[Data entries]
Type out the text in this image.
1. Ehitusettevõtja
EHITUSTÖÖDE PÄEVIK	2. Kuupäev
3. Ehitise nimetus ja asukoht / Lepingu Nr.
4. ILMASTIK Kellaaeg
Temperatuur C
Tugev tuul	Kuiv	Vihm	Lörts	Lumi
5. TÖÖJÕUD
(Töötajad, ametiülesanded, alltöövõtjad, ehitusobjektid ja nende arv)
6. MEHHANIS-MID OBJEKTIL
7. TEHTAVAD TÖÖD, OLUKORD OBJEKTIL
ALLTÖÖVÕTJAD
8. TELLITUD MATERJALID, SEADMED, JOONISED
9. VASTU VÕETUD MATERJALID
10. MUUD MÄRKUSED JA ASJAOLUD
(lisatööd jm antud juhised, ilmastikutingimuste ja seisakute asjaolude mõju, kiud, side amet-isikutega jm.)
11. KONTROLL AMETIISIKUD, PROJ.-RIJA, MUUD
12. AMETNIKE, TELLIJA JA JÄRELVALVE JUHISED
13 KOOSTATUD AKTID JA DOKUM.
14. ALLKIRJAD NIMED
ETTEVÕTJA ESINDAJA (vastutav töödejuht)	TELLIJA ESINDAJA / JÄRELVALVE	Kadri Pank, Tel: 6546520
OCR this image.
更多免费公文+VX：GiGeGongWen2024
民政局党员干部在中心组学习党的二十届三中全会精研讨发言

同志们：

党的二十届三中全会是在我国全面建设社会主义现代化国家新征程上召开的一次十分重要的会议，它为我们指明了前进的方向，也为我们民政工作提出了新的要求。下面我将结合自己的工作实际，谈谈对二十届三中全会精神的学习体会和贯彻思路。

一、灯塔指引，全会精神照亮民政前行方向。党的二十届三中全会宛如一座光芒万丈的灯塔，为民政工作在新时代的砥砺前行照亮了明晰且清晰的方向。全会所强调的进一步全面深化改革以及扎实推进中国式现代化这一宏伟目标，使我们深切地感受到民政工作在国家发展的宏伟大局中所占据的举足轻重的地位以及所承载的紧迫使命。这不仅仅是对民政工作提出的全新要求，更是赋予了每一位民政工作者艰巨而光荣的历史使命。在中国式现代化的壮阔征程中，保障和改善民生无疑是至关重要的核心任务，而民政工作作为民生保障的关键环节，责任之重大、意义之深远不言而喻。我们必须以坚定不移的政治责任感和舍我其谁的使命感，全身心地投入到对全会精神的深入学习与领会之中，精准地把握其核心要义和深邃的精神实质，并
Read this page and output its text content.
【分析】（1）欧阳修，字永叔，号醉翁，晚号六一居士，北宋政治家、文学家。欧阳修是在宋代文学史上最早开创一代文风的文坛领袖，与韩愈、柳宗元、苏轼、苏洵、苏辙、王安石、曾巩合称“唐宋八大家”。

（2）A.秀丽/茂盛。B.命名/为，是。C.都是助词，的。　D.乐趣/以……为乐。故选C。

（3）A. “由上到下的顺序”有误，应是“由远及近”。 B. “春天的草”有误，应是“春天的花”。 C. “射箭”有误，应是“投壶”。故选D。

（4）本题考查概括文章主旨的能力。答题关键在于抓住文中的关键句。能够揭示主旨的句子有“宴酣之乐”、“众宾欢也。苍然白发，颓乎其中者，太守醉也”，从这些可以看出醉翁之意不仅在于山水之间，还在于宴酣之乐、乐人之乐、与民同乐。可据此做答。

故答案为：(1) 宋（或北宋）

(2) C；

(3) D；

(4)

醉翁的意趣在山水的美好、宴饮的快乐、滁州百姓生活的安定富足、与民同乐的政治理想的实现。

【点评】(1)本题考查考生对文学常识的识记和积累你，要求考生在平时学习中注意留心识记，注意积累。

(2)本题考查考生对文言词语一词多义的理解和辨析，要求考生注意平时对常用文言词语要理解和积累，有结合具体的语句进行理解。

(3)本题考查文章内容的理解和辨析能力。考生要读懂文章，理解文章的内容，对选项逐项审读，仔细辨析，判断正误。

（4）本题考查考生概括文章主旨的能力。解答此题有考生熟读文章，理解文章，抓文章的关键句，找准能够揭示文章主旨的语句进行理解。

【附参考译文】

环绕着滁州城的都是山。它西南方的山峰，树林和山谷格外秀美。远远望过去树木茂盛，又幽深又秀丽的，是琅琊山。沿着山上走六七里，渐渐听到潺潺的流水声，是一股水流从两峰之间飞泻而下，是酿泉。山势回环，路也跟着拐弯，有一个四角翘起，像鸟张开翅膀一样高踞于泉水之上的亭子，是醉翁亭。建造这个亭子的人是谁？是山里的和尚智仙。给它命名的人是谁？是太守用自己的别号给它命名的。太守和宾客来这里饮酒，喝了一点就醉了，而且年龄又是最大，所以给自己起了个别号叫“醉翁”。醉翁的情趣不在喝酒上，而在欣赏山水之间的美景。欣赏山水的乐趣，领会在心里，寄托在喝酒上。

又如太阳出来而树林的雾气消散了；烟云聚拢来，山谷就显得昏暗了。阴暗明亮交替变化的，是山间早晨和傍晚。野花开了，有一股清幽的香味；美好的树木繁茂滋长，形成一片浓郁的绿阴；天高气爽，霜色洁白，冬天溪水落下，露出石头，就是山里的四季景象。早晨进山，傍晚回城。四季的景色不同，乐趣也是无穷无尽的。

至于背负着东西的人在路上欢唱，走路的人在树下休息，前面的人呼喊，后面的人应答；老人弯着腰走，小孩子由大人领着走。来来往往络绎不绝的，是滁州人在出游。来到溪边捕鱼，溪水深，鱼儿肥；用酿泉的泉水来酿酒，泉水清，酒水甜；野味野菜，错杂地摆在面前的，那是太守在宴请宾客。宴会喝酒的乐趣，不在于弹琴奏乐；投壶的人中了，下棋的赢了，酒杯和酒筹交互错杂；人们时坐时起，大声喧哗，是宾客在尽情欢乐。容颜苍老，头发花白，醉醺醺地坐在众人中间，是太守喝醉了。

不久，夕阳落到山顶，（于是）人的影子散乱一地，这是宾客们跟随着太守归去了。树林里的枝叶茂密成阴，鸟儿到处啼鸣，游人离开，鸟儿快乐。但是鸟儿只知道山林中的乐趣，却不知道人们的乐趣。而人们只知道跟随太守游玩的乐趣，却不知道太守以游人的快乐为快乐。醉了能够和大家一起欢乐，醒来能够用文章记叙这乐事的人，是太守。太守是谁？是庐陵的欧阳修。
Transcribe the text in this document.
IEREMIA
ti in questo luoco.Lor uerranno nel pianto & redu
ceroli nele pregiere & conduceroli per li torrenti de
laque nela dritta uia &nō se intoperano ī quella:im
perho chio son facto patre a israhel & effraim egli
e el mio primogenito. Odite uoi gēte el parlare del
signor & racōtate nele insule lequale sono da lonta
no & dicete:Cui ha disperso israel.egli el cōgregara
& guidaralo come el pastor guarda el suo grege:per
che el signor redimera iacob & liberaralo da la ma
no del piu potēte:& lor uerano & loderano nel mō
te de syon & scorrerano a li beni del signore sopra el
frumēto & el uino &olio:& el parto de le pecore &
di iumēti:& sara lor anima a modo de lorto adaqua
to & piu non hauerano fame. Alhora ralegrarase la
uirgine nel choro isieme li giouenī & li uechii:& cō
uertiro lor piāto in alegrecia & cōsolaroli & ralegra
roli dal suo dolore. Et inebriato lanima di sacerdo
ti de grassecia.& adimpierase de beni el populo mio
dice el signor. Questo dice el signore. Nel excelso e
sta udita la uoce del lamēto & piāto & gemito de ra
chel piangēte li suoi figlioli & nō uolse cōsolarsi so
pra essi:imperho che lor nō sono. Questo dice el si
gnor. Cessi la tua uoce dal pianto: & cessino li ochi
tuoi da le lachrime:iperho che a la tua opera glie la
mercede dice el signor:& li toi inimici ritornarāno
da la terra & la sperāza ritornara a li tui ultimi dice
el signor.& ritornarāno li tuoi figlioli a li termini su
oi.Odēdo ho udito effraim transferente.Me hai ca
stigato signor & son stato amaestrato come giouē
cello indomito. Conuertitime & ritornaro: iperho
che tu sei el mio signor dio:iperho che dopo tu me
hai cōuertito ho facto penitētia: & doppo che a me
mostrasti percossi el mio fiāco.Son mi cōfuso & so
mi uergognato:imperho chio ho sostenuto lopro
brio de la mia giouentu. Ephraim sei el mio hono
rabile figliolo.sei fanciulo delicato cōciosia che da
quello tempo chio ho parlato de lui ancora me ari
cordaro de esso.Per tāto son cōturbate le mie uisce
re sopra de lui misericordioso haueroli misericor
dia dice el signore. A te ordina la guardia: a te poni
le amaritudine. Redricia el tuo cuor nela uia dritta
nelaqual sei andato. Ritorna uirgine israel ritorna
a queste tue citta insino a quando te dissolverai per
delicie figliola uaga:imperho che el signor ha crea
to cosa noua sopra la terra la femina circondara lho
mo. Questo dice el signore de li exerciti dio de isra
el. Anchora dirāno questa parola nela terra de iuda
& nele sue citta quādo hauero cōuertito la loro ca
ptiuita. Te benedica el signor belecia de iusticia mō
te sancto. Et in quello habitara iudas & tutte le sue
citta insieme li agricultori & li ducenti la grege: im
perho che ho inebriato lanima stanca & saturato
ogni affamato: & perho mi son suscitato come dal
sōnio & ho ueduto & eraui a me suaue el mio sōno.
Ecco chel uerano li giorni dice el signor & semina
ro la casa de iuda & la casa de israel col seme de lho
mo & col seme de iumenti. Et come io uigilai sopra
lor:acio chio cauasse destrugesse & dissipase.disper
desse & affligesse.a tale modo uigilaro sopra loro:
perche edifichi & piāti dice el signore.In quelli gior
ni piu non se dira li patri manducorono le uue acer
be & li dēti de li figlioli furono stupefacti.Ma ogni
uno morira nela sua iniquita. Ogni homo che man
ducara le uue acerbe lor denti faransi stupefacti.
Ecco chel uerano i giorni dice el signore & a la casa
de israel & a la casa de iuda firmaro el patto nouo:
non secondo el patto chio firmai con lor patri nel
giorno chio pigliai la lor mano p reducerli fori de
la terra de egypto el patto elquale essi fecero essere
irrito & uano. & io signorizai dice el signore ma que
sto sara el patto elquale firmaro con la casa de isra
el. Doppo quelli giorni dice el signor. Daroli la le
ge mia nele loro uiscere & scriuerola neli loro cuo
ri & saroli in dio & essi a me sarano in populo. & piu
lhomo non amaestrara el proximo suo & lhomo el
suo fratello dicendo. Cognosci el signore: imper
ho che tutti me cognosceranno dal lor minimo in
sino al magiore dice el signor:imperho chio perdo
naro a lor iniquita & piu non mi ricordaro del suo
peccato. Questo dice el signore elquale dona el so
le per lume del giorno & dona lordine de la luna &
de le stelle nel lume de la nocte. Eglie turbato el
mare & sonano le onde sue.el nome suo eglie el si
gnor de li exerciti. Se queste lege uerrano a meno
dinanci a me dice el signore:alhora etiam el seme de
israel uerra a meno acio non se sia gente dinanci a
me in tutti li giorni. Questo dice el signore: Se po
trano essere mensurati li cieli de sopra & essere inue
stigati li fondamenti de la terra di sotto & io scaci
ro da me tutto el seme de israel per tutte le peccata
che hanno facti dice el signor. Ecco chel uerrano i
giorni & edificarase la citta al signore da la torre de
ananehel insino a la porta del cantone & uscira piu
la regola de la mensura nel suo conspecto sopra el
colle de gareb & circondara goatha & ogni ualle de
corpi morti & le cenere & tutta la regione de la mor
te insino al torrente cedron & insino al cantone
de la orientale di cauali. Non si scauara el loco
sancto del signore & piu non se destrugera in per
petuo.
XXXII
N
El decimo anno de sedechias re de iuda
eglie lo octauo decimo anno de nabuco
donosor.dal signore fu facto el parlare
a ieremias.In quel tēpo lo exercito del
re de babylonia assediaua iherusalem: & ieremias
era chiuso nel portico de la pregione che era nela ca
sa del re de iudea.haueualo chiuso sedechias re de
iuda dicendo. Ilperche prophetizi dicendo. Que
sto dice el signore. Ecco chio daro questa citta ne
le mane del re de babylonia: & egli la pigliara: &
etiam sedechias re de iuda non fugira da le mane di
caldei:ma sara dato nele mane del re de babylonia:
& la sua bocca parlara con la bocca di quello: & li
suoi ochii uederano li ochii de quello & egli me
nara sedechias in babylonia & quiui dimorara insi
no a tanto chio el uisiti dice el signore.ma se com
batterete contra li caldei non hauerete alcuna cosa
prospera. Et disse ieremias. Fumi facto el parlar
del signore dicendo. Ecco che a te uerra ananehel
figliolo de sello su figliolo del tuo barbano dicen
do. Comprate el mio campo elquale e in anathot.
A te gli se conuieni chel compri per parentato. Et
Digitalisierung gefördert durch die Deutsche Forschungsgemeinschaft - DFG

◆ **REQUIREMENT**: Write out every line of the entries that holds the word "inebriato".

◆ **EXERCISE RESULT**:
roli dal suo dolore. Et inebriato lanima di sacerdo
perho che ho inebriato lanima stanca & saturato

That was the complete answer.